▶ [Problem requirements] Transcribe the records in full, keeping every character as it is.

____ Entries provided

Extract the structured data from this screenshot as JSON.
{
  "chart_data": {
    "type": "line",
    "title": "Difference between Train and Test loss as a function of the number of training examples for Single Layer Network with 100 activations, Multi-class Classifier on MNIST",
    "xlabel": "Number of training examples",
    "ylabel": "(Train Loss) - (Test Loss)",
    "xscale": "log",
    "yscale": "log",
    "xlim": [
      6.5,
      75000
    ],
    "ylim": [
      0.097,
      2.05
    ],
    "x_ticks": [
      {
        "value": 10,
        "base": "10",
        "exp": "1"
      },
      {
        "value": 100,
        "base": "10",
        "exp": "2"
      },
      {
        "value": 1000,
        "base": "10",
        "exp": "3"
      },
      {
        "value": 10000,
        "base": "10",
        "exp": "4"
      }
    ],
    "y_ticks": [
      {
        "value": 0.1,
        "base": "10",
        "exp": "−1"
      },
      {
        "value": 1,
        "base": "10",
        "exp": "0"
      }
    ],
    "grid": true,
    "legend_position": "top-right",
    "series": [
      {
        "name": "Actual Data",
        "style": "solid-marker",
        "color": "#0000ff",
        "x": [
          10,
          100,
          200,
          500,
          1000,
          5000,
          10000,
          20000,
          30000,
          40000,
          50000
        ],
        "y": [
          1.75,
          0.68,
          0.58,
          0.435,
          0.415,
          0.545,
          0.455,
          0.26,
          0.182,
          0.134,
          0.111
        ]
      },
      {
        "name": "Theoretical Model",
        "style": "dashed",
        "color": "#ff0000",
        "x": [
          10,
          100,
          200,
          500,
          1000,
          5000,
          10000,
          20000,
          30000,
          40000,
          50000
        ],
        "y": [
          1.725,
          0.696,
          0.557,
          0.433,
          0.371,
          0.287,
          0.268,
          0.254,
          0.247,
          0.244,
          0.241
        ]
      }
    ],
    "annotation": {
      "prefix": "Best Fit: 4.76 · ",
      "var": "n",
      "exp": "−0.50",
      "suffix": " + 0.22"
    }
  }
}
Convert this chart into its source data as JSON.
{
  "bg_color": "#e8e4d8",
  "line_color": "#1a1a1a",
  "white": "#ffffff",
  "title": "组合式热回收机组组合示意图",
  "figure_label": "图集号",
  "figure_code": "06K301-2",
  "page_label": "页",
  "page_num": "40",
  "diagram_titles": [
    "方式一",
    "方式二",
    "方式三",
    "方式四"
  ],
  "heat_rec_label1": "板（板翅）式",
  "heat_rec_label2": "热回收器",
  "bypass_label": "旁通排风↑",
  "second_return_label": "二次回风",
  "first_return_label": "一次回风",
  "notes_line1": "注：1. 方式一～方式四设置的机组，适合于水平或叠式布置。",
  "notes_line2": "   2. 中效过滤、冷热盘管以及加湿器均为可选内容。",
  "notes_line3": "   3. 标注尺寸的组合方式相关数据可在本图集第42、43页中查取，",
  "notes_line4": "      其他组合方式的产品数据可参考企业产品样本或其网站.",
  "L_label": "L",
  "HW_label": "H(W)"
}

________

▶ [Exercise result]
Extract the structured data from this screenshot as JSON.
{
  "chart_data": {
    "type": "line",
    "title": "Difference between Train and Test loss as a function of the number of training examples for Single Layer Network with 100 activations, Multi-class Classifier on MNIST",
    "xlabel": "Number of training examples",
    "ylabel": "(Train Loss) - (Test Loss)",
    "xscale": "log",
    "yscale": "log",
    "xlim": [
      6.5,
      75000
    ],
    "ylim": [
      0.097,
      2.05
    ],
    "x_ticks": [
      {
        "value": 10,
        "base": "10",
        "exp": "1"
      },
      {
        "value": 100,
        "base": "10",
        "exp": "2"
      },
      {
        "value": 1000,
        "base": "10",
        "exp": "3"
      },
      {
        "value": 10000,
        "base": "10",
        "exp": "4"
      }
    ],
    "y_ticks": [
      {
        "value": 0.1,
        "base": "10",
        "exp": "−1"
      },
      {
        "value": 1,
        "base": "10",
        "exp": "0"
      }
    ],
    "grid": true,
    "legend_position": "top-right",
    "series": [
      {
        "name": "Actual Data",
        "style": "solid-marker",
        "color": "#0000ff",
        "x": [
          10,
          100,
          200,
          500,
          1000,
          5000,
          10000,
          20000,
          30000,
          40000,
          50000
        ],
        "y": [
          1.75,
          0.68,
          0.58,
          0.435,
          0.415,
          0.545,
          0.455,
          0.26,
          0.182,
          0.134,
          0.111
        ]
      },
      {
        "name": "Theoretical Model",
        "style": "dashed",
        "color": "#ff0000",
        "x": [
          10,
          100,
          200,
          500,
          1000,
          5000,
          10000,
          20000,
          30000,
          40000,
          50000
        ],
        "y": [
          1.725,
          0.696,
          0.557,
          0.433,
          0.371,
          0.287,
          0.268,
          0.254,
          0.247,
          0.244,
          0.241
        ]
      }
    ],
    "annotation": {
      "prefix": "Best Fit: 4.76 · ",
      "var": "n",
      "exp": "−0.50",
      "suffix": " + 0.22"
    }
  }
}
Convert this chart into its source data as JSON.
{
  "bg_color": "#e8e4d8",
  "line_color": "#1a1a1a",
  "white": "#ffffff",
  "title": "组合式热回收机组组合示意图",
  "figure_label": "图集号",
  "figure_code": "06K301-2",
  "page_label": "页",
  "page_num": "40",
  "diagram_titles": [
    "方式一",
    "方式二",
    "方式三",
    "方式四"
  ],
  "heat_rec_label1": "板（板翅）式",
  "heat_rec_label2": "热回收器",
  "bypass_label": "旁通排风↑",
  "second_return_label": "二次回风",
  "first_return_label": "一次回风",
  "notes_line1": "注：1. 方式一～方式四设置的机组，适合于水平或叠式布置。",
  "notes_line2": "   2. 中效过滤、冷热盘管以及加湿器均为可选内容。",
  "notes_line3": "   3. 标注尺寸的组合方式相关数据可在本图集第42、43页中查取，",
  "notes_line4": "      其他组合方式的产品数据可参考企业产品样本或其网站.",
  "L_label": "L",
  "HW_label": "H(W)"
}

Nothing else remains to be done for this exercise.